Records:
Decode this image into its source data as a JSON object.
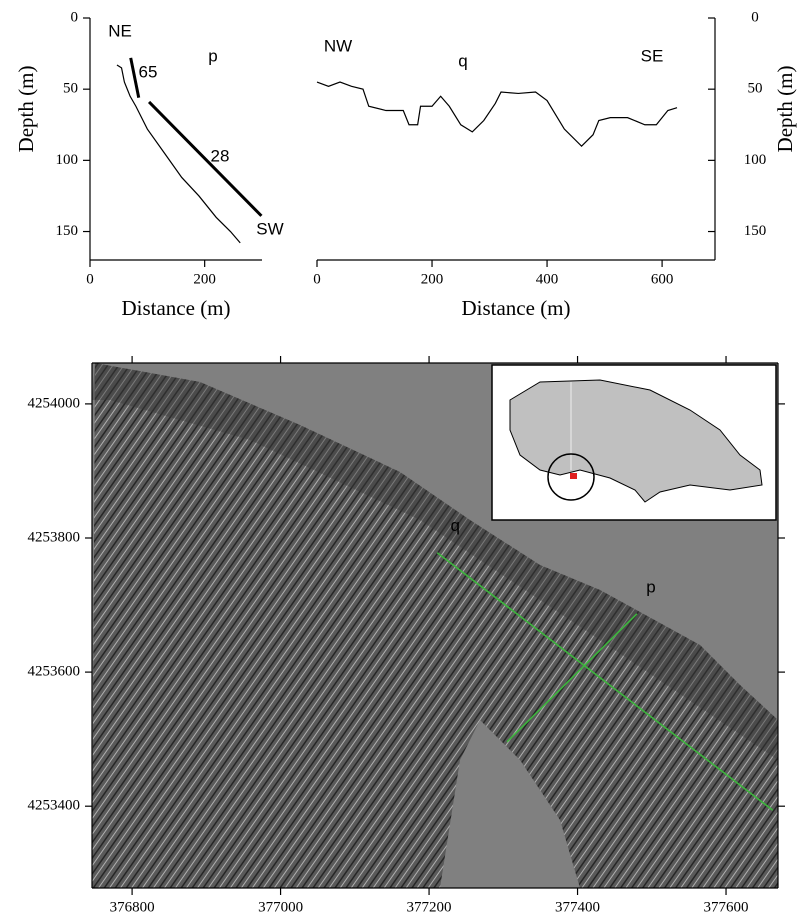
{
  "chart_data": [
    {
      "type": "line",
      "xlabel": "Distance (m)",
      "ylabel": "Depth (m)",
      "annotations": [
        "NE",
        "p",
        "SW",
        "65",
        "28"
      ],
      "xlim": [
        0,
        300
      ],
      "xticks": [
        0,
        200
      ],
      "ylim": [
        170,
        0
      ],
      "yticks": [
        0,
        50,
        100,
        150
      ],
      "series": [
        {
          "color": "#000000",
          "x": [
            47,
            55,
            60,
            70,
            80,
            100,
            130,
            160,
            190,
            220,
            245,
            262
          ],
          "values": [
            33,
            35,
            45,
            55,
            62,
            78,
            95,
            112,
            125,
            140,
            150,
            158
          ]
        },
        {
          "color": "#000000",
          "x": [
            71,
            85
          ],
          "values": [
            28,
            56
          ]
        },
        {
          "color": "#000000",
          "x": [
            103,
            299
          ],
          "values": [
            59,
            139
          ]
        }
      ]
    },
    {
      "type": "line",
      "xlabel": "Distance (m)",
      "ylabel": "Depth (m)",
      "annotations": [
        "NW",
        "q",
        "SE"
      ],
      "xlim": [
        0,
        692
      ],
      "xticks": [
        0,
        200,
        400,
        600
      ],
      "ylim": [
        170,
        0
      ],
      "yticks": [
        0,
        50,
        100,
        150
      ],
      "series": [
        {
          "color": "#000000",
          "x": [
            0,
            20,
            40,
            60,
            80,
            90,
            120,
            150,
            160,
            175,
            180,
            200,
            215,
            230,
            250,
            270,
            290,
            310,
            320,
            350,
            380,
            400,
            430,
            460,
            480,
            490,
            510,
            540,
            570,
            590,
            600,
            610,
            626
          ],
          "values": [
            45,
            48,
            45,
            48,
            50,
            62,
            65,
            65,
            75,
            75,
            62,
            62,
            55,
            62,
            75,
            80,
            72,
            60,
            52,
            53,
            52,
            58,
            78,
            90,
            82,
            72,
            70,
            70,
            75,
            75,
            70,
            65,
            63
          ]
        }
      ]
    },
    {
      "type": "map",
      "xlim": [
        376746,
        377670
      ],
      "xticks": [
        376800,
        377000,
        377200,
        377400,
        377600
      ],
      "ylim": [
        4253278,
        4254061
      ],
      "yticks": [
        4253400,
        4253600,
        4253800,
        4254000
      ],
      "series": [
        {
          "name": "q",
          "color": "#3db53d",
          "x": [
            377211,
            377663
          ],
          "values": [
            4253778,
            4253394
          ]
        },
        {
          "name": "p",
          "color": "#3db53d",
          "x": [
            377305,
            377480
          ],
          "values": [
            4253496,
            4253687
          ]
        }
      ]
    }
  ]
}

Task requirements:
Leave out all images, then reproduce the entries above exactly.

Final result:
Decode this image into its source data as a JSON object.
{
  "chart_data": [
    {
      "type": "line",
      "xlabel": "Distance (m)",
      "ylabel": "Depth (m)",
      "annotations": [
        "NE",
        "p",
        "SW",
        "65",
        "28"
      ],
      "xlim": [
        0,
        300
      ],
      "xticks": [
        0,
        200
      ],
      "ylim": [
        170,
        0
      ],
      "yticks": [
        0,
        50,
        100,
        150
      ],
      "series": [
        {
          "color": "#000000",
          "x": [
            47,
            55,
            60,
            70,
            80,
            100,
            130,
            160,
            190,
            220,
            245,
            262
          ],
          "values": [
            33,
            35,
            45,
            55,
            62,
            78,
            95,
            112,
            125,
            140,
            150,
            158
          ]
        },
        {
          "color": "#000000",
          "x": [
            71,
            85
          ],
          "values": [
            28,
            56
          ]
        },
        {
          "color": "#000000",
          "x": [
            103,
            299
          ],
          "values": [
            59,
            139
          ]
        }
      ]
    },
    {
      "type": "line",
      "xlabel": "Distance (m)",
      "ylabel": "Depth (m)",
      "annotations": [
        "NW",
        "q",
        "SE"
      ],
      "xlim": [
        0,
        692
      ],
      "xticks": [
        0,
        200,
        400,
        600
      ],
      "ylim": [
        170,
        0
      ],
      "yticks": [
        0,
        50,
        100,
        150
      ],
      "series": [
        {
          "color": "#000000",
          "x": [
            0,
            20,
            40,
            60,
            80,
            90,
            120,
            150,
            160,
            175,
            180,
            200,
            215,
            230,
            250,
            270,
            290,
            310,
            320,
            350,
            380,
            400,
            430,
            460,
            480,
            490,
            510,
            540,
            570,
            590,
            600,
            610,
            626
          ],
          "values": [
            45,
            48,
            45,
            48,
            50,
            62,
            65,
            65,
            75,
            75,
            62,
            62,
            55,
            62,
            75,
            80,
            72,
            60,
            52,
            53,
            52,
            58,
            78,
            90,
            82,
            72,
            70,
            70,
            75,
            75,
            70,
            65,
            63
          ]
        }
      ]
    },
    {
      "type": "map",
      "xlim": [
        376746,
        377670
      ],
      "xticks": [
        376800,
        377000,
        377200,
        377400,
        377600
      ],
      "ylim": [
        4253278,
        4254061
      ],
      "yticks": [
        4253400,
        4253600,
        4253800,
        4254000
      ],
      "series": [
        {
          "name": "q",
          "color": "#3db53d",
          "x": [
            377211,
            377663
          ],
          "values": [
            4253778,
            4253394
          ]
        },
        {
          "name": "p",
          "color": "#3db53d",
          "x": [
            377305,
            377480
          ],
          "values": [
            4253496,
            4253687
          ]
        }
      ]
    }
  ]
}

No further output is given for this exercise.